→ **What the task requires**
Provide only the number of lines in the data below that contain the string "sulfurique".

→ **Dataset records**

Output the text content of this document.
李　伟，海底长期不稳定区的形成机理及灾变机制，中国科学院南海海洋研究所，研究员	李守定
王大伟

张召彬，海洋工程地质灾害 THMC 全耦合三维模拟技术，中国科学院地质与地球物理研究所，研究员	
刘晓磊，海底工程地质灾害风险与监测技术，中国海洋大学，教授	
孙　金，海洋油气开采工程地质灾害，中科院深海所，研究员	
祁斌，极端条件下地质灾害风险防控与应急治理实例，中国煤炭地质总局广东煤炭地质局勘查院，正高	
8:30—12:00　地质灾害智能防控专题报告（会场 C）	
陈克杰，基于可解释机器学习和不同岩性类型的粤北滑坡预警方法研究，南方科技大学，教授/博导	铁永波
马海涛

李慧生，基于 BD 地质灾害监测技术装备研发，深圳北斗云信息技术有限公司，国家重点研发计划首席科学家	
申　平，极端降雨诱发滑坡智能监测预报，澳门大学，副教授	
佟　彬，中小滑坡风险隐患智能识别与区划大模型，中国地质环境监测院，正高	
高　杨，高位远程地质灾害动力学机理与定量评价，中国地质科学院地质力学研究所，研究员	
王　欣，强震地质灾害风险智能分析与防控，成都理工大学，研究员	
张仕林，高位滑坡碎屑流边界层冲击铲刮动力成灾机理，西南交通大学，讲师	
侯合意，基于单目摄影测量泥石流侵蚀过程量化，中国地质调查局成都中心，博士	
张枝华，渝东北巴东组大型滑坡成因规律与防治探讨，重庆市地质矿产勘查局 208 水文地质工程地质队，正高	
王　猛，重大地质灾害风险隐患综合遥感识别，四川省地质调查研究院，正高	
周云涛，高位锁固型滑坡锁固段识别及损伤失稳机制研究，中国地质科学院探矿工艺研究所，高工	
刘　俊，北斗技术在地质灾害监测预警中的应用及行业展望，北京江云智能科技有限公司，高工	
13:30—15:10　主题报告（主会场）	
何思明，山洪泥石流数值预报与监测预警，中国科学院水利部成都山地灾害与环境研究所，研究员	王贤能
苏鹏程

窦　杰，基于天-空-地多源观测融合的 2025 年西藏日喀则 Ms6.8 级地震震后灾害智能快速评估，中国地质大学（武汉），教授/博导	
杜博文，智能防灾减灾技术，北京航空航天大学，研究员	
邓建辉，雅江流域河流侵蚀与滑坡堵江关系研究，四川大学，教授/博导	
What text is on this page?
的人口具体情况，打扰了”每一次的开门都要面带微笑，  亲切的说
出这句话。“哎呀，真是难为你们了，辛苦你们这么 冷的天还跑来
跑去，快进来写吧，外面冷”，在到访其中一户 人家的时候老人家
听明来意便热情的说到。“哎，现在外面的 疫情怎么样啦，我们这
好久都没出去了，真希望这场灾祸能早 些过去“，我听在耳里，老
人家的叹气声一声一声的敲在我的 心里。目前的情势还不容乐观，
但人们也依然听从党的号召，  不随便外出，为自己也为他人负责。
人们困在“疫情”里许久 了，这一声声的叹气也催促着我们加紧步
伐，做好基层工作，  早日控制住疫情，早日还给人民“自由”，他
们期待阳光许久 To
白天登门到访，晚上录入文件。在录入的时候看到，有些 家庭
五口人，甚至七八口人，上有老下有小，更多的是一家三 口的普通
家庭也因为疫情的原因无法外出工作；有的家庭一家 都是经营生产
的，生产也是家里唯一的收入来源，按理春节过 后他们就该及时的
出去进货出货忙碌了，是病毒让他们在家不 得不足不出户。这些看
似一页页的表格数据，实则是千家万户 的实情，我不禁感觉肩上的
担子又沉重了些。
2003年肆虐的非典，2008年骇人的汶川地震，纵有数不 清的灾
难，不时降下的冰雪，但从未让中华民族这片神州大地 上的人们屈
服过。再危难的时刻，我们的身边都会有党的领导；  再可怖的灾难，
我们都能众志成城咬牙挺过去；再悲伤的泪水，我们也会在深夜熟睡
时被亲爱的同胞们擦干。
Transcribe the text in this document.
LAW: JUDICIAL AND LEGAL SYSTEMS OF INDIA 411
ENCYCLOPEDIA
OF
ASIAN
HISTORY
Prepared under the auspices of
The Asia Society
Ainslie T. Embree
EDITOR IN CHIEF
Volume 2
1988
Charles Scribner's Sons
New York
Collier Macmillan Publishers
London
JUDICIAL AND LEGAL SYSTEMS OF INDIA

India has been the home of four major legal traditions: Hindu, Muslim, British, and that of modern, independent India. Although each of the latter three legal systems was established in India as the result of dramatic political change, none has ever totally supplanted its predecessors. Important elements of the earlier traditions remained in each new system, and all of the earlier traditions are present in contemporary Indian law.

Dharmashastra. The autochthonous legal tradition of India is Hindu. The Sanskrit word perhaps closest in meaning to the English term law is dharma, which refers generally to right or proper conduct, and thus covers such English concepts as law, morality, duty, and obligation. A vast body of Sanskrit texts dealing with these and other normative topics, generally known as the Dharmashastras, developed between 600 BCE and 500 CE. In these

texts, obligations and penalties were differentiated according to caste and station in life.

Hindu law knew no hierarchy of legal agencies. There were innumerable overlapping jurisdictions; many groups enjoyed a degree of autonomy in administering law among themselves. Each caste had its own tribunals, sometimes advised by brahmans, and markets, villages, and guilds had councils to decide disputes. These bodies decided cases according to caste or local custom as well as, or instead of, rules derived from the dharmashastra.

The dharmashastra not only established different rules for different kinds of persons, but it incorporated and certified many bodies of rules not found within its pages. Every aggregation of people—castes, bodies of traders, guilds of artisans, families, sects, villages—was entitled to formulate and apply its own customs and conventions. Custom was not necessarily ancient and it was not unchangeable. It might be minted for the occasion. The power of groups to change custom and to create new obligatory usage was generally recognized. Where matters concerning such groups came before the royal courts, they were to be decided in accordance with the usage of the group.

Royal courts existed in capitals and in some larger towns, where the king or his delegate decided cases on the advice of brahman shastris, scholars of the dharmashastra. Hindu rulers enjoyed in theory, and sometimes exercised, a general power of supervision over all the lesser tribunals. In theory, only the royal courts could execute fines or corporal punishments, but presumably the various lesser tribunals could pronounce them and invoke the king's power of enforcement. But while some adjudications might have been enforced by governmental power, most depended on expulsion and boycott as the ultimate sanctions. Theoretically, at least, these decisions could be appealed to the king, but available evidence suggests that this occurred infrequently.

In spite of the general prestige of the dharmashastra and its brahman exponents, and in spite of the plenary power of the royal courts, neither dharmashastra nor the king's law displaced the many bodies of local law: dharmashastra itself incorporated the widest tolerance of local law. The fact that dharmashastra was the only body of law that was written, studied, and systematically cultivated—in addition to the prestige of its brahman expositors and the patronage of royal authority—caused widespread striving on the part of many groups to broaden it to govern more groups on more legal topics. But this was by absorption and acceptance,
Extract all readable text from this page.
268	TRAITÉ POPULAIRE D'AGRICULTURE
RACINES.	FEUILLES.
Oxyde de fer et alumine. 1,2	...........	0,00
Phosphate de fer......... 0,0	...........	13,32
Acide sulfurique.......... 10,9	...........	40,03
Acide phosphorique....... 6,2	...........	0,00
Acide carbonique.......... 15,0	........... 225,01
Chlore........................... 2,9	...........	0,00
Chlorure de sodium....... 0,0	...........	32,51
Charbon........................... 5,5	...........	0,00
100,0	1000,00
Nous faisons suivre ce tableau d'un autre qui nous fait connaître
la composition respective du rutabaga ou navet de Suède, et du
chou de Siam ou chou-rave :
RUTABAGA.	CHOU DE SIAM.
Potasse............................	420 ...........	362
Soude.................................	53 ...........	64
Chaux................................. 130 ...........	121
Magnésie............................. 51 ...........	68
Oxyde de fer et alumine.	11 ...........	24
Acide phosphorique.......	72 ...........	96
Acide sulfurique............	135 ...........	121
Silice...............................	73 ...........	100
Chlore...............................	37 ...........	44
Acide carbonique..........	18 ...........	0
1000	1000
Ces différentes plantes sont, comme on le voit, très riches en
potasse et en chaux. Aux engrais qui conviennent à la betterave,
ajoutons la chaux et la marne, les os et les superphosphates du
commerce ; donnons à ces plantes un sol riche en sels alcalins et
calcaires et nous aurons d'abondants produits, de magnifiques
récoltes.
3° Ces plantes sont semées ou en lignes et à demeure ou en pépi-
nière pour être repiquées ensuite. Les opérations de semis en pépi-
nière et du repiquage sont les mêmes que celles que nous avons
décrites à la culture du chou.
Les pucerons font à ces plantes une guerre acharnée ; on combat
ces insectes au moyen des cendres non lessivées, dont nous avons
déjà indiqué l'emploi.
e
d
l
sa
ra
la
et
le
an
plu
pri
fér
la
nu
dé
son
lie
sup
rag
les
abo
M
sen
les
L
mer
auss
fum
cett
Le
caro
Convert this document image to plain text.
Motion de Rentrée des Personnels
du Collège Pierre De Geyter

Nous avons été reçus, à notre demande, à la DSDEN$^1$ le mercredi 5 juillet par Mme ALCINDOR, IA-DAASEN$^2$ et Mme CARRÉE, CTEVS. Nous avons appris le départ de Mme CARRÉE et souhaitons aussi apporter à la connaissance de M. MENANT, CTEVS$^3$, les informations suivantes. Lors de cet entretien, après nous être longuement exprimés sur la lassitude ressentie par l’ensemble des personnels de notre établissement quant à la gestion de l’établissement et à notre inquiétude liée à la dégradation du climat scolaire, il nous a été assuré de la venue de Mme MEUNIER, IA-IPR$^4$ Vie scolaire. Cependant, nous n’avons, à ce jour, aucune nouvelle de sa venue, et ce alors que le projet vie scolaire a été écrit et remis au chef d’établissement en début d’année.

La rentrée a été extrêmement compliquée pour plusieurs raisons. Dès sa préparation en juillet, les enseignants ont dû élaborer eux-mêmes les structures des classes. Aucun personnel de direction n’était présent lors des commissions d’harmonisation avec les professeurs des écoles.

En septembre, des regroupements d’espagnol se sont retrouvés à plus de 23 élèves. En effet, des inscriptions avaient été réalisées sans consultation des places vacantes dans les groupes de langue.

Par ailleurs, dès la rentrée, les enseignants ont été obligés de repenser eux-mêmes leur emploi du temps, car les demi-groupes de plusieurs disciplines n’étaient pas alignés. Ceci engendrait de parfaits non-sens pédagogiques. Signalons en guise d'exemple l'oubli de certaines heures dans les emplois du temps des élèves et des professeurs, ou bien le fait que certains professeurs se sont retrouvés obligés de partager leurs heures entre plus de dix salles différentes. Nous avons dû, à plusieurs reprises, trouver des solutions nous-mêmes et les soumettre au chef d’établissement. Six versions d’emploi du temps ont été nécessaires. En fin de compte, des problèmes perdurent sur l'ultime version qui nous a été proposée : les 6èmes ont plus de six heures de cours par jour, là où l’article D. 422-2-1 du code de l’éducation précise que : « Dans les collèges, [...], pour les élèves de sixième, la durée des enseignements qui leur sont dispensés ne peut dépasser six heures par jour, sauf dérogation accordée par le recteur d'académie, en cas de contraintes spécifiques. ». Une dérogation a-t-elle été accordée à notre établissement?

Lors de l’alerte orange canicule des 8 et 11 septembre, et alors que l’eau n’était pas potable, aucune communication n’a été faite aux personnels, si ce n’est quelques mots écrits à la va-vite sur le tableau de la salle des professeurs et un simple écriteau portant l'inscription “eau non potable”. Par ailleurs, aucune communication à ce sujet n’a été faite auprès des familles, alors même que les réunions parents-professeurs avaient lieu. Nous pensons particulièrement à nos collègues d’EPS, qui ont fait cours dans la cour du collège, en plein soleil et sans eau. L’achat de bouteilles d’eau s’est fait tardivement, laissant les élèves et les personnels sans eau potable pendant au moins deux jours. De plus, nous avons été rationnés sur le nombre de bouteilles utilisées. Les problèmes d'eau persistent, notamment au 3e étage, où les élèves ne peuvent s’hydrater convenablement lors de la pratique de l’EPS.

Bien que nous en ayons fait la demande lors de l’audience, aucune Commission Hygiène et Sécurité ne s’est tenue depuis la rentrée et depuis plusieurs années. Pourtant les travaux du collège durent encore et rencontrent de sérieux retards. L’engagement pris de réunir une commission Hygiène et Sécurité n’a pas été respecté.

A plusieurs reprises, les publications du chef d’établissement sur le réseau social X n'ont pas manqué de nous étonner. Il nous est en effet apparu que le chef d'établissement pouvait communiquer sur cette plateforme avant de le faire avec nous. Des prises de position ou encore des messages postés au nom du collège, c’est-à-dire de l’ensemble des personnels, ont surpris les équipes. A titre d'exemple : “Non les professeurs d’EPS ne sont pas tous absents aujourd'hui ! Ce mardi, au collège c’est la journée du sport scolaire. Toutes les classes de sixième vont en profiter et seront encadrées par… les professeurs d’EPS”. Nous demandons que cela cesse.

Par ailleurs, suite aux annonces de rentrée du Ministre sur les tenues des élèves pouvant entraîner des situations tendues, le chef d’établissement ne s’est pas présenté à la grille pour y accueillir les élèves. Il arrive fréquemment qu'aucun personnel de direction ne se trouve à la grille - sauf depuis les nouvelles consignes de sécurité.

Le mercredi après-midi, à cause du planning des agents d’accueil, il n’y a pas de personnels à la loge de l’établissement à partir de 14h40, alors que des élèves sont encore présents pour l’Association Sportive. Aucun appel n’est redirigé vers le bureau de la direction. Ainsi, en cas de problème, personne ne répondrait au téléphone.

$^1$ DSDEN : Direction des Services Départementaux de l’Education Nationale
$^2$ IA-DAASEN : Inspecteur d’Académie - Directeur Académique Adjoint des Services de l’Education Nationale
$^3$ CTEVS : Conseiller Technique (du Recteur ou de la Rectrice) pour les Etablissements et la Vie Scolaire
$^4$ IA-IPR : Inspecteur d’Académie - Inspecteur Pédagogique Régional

→ **Solution for this problem**
2